··· SUPPLIED RECORDS
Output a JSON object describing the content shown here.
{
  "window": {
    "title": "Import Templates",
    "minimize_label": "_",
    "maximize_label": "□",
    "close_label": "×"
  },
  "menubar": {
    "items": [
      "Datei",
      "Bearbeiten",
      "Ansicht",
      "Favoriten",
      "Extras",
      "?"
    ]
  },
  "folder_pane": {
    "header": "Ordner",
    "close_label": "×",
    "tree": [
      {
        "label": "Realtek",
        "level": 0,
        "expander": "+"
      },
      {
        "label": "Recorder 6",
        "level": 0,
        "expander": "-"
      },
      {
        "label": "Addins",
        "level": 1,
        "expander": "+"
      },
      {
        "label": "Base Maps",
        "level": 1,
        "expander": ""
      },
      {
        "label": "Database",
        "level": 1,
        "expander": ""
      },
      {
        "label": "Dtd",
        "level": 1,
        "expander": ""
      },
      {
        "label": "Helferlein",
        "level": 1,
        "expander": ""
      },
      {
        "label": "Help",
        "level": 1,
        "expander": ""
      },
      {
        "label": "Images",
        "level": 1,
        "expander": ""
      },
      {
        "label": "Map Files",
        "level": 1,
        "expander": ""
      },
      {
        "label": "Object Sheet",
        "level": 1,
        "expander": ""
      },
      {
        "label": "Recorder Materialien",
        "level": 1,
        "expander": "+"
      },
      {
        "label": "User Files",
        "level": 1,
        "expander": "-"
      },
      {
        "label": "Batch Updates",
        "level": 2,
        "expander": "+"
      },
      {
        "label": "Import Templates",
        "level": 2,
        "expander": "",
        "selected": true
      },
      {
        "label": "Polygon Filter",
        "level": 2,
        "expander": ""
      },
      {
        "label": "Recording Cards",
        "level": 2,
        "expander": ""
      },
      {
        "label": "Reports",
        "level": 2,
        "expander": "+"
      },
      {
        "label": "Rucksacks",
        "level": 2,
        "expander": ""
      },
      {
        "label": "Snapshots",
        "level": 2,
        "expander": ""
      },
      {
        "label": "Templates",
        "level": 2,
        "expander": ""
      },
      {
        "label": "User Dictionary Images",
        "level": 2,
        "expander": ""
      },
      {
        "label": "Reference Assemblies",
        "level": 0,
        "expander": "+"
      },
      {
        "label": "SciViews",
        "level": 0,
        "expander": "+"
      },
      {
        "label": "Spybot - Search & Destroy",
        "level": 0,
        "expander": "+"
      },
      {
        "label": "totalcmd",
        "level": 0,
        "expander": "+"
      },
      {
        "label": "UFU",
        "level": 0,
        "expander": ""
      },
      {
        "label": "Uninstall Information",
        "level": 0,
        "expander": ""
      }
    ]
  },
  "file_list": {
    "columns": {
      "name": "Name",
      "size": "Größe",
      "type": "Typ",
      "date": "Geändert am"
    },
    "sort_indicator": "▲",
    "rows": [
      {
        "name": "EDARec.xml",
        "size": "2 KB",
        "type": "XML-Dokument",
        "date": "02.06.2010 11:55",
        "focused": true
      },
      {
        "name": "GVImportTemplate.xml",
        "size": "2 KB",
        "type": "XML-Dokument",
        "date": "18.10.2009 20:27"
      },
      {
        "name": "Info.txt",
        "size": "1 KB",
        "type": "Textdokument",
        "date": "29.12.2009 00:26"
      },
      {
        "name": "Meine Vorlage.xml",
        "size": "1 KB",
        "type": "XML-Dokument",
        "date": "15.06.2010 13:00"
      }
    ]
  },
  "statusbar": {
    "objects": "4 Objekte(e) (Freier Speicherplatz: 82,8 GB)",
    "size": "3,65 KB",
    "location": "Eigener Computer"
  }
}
······
SET TASK. Each line containing the word "Recorder" counts once; say how many such lines there are, giving only the number.

EXERCISE RESULT. 2